YOUR TASK ▸ Look for the string "panel" in every line, and copy each line that has it.

RECORD EXTRACTS ▸

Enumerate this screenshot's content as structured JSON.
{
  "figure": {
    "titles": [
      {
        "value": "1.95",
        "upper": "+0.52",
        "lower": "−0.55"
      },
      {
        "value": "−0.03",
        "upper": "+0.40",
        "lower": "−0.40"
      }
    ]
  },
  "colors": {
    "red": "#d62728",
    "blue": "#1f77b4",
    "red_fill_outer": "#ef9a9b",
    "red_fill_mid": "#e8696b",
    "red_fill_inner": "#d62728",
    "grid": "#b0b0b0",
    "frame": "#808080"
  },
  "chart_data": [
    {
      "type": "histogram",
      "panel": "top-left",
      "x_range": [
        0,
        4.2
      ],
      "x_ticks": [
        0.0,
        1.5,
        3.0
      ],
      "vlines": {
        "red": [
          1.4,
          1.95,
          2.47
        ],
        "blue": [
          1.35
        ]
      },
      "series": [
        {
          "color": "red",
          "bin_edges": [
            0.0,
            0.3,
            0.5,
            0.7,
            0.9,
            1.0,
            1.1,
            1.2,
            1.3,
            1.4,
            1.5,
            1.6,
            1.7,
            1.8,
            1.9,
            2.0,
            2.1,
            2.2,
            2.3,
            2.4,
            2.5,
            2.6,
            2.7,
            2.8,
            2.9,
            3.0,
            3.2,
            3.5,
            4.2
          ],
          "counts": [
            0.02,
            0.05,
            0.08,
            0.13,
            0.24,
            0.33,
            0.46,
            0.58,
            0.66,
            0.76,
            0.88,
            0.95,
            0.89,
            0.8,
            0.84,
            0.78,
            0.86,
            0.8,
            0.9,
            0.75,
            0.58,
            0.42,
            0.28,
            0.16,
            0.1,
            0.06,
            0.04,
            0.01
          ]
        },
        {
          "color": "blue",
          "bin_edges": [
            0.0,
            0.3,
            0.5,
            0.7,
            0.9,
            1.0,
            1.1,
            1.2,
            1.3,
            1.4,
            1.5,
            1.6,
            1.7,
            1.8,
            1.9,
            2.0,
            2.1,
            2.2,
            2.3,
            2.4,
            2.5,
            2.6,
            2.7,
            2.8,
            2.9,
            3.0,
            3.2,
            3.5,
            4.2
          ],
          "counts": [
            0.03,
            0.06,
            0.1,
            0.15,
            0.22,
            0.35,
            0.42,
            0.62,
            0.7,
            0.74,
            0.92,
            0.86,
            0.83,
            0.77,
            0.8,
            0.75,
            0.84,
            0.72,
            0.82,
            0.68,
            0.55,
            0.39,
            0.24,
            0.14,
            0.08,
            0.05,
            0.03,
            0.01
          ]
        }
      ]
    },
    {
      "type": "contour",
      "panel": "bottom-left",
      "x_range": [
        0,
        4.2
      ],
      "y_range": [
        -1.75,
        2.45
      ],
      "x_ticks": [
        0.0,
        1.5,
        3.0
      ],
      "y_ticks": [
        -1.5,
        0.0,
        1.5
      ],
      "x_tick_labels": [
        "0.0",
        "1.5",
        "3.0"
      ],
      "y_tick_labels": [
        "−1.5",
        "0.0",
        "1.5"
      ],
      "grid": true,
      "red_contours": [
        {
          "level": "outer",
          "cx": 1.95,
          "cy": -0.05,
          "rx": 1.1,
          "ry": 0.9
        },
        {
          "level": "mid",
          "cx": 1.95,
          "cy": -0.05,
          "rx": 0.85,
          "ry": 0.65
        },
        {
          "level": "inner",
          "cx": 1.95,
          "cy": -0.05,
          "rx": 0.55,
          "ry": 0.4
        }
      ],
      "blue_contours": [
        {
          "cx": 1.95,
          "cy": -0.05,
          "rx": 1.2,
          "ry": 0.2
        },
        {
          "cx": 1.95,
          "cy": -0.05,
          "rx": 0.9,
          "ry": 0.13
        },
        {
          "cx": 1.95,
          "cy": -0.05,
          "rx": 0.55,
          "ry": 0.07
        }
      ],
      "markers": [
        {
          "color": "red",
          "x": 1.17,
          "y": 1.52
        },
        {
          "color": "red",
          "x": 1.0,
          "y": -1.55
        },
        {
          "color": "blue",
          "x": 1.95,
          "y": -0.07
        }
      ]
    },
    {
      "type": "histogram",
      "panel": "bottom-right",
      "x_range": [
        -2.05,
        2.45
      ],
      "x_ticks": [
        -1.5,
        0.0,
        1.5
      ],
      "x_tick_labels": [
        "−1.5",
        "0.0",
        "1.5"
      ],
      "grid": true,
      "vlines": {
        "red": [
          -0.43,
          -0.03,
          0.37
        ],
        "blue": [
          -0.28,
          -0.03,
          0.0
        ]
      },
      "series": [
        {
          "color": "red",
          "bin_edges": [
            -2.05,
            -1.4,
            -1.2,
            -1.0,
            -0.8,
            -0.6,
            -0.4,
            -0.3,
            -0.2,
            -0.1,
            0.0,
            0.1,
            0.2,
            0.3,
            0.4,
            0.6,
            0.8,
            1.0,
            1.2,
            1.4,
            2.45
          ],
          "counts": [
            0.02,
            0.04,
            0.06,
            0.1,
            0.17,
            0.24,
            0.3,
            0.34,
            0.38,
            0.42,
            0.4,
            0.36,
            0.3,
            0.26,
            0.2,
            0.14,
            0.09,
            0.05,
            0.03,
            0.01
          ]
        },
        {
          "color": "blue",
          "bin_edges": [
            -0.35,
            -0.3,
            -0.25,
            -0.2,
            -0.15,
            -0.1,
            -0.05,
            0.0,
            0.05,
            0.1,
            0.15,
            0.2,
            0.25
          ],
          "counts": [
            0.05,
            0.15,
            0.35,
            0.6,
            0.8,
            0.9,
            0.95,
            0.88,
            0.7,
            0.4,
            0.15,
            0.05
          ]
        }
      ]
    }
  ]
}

ANSWER FOR THIS EXERCISE ▸
      "panel": "top-left",
      "panel": "bottom-left",
      "panel": "bottom-right",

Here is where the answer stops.